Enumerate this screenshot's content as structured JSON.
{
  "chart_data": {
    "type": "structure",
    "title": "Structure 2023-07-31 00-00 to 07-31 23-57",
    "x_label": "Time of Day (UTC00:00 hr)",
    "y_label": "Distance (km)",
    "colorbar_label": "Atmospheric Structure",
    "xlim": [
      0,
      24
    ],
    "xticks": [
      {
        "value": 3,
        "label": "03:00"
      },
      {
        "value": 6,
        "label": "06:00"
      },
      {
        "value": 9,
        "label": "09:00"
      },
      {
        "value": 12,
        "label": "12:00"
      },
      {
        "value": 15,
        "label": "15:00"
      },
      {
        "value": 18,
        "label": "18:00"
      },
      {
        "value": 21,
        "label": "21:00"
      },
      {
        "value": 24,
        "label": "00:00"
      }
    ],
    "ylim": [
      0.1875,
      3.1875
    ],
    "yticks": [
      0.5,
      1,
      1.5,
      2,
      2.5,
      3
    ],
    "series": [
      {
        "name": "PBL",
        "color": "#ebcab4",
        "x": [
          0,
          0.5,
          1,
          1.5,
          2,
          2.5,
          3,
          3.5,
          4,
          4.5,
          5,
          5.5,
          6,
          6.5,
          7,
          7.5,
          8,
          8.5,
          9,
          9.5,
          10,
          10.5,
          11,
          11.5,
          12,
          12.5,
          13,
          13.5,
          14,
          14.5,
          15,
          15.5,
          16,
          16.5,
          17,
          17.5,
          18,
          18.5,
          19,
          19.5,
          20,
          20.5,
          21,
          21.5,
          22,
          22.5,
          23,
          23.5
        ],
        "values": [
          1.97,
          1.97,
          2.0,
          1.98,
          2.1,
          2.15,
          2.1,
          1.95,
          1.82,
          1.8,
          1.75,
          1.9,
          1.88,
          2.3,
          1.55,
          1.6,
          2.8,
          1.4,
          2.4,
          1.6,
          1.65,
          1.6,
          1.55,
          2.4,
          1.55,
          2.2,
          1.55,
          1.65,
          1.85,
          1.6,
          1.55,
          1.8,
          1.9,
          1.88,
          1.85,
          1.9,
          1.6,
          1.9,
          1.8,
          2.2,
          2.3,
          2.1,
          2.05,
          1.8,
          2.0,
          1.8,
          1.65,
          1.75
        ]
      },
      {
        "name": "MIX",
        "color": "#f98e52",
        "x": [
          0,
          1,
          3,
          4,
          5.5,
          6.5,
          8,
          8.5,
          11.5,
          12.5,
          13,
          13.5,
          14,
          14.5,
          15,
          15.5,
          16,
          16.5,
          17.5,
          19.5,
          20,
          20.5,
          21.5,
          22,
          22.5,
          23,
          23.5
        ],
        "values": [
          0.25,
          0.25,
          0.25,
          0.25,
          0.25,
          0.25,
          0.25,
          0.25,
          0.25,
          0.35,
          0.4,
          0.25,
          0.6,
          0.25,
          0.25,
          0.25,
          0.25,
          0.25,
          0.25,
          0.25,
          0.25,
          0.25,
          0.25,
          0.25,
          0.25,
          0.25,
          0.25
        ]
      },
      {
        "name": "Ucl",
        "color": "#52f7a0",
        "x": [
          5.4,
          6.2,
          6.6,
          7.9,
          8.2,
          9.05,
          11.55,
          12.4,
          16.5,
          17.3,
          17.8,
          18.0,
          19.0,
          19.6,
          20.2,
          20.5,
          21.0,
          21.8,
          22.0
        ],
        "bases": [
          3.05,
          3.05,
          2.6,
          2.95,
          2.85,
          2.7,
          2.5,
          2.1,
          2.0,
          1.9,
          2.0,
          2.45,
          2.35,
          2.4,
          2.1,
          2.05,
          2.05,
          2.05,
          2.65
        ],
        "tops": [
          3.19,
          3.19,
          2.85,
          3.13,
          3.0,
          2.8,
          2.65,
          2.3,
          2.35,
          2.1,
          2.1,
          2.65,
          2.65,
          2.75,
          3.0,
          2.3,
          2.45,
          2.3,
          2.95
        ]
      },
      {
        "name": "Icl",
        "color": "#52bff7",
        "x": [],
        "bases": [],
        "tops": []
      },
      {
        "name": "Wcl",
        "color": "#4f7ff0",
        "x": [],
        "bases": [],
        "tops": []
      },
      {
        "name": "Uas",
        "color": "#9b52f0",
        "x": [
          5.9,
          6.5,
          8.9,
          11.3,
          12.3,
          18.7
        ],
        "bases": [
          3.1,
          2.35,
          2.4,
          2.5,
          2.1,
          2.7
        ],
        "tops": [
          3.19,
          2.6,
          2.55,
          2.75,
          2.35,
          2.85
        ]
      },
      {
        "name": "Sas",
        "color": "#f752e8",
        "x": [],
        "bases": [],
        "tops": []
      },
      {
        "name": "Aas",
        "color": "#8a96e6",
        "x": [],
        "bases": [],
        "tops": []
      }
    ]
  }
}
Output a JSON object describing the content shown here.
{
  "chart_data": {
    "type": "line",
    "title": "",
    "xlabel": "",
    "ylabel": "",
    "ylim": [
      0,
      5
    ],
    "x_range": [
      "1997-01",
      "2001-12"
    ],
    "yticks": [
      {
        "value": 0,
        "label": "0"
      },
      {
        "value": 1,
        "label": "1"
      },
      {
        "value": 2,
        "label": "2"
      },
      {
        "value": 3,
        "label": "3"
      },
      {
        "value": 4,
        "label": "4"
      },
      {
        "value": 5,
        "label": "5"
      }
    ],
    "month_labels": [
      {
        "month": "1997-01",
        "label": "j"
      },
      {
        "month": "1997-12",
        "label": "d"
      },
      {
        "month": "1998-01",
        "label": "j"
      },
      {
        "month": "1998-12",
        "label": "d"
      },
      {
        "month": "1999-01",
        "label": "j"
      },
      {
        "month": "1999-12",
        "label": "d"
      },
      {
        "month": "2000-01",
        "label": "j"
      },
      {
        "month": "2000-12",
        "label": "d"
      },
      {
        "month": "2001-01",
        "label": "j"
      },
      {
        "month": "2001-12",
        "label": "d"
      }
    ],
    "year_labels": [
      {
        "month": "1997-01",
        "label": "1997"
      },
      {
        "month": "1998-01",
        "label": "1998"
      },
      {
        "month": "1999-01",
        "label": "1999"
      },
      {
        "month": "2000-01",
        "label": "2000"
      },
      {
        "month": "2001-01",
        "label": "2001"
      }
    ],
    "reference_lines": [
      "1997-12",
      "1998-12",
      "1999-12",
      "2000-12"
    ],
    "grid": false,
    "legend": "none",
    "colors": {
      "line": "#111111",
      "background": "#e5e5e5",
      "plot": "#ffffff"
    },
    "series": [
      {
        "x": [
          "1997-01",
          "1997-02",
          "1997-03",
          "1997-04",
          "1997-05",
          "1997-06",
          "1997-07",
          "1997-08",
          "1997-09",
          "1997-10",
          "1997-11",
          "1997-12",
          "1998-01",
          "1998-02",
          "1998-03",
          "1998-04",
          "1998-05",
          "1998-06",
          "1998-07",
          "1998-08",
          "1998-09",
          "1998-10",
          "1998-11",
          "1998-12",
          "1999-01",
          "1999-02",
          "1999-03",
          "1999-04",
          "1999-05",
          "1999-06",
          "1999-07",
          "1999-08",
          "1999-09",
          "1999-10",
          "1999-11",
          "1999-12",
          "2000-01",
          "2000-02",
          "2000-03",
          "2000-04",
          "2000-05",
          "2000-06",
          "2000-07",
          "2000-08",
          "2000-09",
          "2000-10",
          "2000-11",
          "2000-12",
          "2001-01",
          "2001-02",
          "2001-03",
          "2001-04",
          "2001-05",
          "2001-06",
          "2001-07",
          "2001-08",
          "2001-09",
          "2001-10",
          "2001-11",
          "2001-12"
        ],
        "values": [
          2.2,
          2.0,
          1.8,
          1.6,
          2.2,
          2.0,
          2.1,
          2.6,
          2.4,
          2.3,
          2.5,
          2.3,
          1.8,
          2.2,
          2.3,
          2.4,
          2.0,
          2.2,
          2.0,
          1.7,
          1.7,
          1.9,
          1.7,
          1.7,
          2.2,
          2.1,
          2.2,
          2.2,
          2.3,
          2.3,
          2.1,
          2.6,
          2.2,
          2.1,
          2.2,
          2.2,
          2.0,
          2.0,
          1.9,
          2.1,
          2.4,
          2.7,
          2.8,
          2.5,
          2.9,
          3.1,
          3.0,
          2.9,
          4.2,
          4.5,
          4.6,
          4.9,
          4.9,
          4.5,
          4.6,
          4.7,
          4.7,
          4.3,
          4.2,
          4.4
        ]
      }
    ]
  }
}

◆ Task directions ◆
Tally the lines in the entries above that hold the word "name". Reply with nothing but that count.

◆ Finished answer ◆
8